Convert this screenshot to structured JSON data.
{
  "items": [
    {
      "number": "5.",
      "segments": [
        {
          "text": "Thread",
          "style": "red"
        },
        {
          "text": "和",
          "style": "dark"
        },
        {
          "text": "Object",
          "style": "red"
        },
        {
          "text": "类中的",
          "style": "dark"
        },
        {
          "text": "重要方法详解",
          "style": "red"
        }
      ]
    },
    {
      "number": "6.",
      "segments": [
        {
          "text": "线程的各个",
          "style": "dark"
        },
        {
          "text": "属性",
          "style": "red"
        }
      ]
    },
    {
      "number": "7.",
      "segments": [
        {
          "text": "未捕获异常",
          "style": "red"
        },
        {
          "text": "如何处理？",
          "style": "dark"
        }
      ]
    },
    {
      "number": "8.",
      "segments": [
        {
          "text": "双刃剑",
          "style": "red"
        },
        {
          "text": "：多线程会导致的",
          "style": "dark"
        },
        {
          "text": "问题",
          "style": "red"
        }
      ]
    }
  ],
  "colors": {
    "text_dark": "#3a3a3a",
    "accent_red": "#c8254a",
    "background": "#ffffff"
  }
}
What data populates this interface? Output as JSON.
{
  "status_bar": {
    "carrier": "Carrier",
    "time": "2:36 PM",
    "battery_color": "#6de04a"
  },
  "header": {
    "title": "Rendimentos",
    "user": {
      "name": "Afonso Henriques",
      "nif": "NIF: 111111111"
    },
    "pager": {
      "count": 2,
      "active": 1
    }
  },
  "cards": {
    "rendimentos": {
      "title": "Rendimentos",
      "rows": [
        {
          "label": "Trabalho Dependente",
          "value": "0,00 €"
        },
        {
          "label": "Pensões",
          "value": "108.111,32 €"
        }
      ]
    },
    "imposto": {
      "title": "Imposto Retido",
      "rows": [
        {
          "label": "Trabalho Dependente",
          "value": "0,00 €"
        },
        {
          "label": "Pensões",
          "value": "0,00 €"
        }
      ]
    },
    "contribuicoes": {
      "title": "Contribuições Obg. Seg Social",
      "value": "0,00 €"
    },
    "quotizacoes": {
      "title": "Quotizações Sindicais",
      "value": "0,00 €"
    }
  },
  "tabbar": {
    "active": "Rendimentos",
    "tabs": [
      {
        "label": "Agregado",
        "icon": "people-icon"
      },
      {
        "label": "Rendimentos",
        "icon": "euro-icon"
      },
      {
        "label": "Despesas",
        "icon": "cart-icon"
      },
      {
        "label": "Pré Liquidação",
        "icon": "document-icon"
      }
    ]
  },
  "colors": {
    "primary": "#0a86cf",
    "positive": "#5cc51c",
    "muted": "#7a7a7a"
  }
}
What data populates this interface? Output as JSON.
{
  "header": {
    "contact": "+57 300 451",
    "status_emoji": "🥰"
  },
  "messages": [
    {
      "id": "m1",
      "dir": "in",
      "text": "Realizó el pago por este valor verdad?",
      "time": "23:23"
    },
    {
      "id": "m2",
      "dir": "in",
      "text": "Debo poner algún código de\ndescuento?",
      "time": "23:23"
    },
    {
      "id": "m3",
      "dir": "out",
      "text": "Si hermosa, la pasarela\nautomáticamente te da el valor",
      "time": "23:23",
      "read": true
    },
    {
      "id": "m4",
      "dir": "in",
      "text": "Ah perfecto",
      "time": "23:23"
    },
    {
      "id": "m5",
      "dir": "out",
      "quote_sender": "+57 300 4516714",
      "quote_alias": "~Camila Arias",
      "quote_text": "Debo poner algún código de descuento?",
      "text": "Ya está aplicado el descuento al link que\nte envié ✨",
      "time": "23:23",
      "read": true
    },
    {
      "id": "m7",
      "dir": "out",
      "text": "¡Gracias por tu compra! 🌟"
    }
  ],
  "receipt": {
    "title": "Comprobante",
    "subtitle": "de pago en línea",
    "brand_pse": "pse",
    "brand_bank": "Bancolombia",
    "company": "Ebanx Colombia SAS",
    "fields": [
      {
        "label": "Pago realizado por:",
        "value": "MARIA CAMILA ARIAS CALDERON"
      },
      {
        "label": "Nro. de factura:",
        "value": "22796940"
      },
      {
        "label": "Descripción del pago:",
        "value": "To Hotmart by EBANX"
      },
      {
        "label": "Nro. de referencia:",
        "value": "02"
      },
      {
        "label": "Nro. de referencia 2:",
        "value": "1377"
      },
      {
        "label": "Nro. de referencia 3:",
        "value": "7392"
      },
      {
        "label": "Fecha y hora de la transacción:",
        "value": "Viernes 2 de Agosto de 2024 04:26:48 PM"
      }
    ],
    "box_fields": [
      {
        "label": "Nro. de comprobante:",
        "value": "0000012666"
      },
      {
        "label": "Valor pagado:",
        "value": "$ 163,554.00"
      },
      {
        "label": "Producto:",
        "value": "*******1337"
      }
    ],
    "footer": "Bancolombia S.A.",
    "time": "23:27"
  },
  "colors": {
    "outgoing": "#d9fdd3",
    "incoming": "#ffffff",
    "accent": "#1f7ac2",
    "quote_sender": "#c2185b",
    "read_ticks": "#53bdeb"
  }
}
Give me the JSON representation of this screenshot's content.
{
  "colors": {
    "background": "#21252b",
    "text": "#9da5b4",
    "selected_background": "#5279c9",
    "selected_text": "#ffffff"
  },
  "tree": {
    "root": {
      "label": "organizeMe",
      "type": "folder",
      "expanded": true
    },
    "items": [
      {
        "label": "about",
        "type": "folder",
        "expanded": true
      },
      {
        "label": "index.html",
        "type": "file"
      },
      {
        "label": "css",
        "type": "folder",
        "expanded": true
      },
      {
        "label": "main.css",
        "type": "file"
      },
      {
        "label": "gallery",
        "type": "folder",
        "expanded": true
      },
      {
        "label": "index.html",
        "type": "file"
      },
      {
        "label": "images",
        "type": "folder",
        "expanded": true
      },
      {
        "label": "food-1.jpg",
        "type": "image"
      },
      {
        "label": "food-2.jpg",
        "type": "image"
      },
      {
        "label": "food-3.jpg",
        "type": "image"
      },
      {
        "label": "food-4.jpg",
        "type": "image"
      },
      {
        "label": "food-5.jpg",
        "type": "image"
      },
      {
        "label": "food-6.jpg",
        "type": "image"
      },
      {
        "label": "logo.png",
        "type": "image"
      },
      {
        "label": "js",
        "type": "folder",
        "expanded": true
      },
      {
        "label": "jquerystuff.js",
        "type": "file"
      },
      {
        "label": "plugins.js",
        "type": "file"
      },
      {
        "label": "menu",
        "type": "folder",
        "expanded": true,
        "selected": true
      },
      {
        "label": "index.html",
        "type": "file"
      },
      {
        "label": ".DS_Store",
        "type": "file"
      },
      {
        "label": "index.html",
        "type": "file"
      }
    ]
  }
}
========================
**TO DO**: What is the number of lines in the data holding the word "JSON"? Reply with that number only.

**EXPECTED ANSWER**: 4